:: TASK SET ::
**A)** Answer these questions from the text on the EPA methane proposal:
(i) What is the full term that the abbreviation LDAR stands for?
(ii) Roughly how many leaks did companies in Colorado find from 2014-2017?
(iii) According to the text, how do operators earn additional profits under the current rule?
**B)** In the text on the EPA methane proposal, revise everything from "Costs decreasing, benefits" down to "otherwise be lost.", changing "current rule" to "existing rule" wherever it occurs.

:: PAGE TEXT ::
■ ■ ■

The new EPA proposal targets methane leak detection efforts, otherwise known as leak detection and repair (LDAR), by significantly decreasing the frequency of routine operator equipment visits conducted to check for methane leaks. Details on the proposed changes can be found here.
Looking for leaks less often will result in more wasted gas—and further warming of the atmosphere. For instance, in Colorado, which requires oil and gas companies to check for leaks as often as every month, companies found roughly 75,500 leaks from 2014-2017.
Costs decreasing, benefits rising
In its rush to justify its proposal based solely on cutting short-term costs for the industry, the EPA has ignored that the current rule is in effect and working. The measures required by the current rule have been successfully implemented across the country and have consistently proven to be not only feasible, but also less costly than EPA originally predicted, as operators earn additional profits by capturing and selling gas that would otherwise be lost.

■ ■ ■

:: DATASET CONTENT ::

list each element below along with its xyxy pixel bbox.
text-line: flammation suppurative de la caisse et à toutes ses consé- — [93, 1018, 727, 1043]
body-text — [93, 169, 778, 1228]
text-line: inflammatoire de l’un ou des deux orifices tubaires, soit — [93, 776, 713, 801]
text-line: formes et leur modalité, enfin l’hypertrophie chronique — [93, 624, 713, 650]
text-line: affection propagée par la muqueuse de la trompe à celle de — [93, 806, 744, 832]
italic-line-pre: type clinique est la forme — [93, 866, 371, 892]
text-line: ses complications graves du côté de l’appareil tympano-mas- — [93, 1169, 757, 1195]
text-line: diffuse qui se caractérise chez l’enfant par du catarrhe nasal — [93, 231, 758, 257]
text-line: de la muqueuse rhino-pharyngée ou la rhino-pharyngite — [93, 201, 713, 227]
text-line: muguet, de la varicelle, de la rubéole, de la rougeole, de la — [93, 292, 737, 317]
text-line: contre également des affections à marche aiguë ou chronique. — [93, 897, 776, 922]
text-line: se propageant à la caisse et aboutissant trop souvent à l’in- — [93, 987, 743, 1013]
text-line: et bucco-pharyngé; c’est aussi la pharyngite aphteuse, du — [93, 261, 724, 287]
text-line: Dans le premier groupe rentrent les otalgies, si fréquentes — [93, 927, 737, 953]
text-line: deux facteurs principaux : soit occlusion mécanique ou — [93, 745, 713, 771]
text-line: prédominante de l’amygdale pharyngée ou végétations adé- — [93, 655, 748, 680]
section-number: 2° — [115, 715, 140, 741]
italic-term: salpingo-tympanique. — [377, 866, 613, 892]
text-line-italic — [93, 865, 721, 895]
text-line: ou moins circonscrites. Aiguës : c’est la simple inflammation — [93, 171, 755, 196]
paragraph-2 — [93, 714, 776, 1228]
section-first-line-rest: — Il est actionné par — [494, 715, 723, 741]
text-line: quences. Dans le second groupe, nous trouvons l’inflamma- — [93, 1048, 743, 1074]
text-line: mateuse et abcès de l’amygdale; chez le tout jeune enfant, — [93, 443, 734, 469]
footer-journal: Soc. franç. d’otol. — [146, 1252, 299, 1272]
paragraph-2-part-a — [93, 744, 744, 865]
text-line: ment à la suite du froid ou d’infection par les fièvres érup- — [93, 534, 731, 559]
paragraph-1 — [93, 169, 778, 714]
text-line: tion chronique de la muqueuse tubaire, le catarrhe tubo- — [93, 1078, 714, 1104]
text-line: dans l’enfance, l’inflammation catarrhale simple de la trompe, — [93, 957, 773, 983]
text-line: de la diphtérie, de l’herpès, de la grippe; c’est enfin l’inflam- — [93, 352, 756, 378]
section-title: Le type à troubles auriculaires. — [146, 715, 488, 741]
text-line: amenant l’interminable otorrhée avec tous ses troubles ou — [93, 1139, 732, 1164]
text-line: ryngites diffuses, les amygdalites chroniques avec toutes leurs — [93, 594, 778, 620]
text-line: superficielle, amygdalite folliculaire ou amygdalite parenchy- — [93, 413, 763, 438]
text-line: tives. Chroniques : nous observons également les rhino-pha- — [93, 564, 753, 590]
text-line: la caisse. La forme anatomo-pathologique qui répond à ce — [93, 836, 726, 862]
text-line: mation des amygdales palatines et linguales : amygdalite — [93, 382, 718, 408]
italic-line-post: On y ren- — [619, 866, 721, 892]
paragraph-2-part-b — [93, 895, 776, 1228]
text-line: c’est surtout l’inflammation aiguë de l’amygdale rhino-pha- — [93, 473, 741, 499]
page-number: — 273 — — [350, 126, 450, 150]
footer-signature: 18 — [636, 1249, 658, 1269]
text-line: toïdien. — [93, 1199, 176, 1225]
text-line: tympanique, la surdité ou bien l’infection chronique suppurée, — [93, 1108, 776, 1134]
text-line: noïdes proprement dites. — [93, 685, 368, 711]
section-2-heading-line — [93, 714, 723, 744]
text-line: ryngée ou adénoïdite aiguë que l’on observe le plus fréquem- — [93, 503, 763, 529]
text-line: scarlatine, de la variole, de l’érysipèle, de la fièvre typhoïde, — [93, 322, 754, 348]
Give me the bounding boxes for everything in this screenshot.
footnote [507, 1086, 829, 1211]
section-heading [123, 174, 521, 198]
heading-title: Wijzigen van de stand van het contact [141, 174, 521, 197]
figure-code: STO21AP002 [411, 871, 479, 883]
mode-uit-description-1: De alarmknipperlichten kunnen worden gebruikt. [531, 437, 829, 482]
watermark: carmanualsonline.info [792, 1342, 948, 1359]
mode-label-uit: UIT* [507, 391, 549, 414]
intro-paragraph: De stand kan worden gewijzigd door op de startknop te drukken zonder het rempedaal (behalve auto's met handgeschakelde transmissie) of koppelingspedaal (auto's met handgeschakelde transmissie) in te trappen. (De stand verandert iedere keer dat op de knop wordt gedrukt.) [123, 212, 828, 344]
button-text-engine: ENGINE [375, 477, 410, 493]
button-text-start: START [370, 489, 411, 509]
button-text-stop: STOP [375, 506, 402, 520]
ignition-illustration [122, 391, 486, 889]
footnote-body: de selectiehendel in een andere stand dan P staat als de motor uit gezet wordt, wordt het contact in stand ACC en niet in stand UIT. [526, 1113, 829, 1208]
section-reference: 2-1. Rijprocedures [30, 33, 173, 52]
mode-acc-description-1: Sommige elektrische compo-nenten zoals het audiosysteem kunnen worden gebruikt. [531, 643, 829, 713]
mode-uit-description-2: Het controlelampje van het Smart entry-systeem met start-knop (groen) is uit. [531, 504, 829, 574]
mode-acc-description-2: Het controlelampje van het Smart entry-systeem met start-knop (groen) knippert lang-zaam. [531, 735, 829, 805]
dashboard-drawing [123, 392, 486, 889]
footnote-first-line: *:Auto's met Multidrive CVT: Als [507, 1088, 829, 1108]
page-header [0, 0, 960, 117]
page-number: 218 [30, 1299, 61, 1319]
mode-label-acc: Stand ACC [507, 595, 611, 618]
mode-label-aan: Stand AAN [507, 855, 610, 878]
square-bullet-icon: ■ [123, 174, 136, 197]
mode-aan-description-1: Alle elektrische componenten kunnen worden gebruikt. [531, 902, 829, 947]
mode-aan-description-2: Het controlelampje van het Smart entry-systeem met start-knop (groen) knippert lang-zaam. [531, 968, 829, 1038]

■ ■ ■

:: RESPONSES TO THE TASKS ::
**A)**
(i) Leak detection and repair.
(ii) Roughly 75,500.
(iii) By capturing and selling gas that would otherwise be lost.

**B)**
Costs decreasing, benefits rising
In its rush to justify its proposal based solely on cutting short-term costs for the industry, the EPA has ignored that the existing rule is in effect and working. The measures required by the existing rule have been successfully implemented across the country and have consistently proven to be not only feasible, but also less costly than EPA originally predicted, as operators earn additional profits by capturing and selling gas that would otherwise be lost.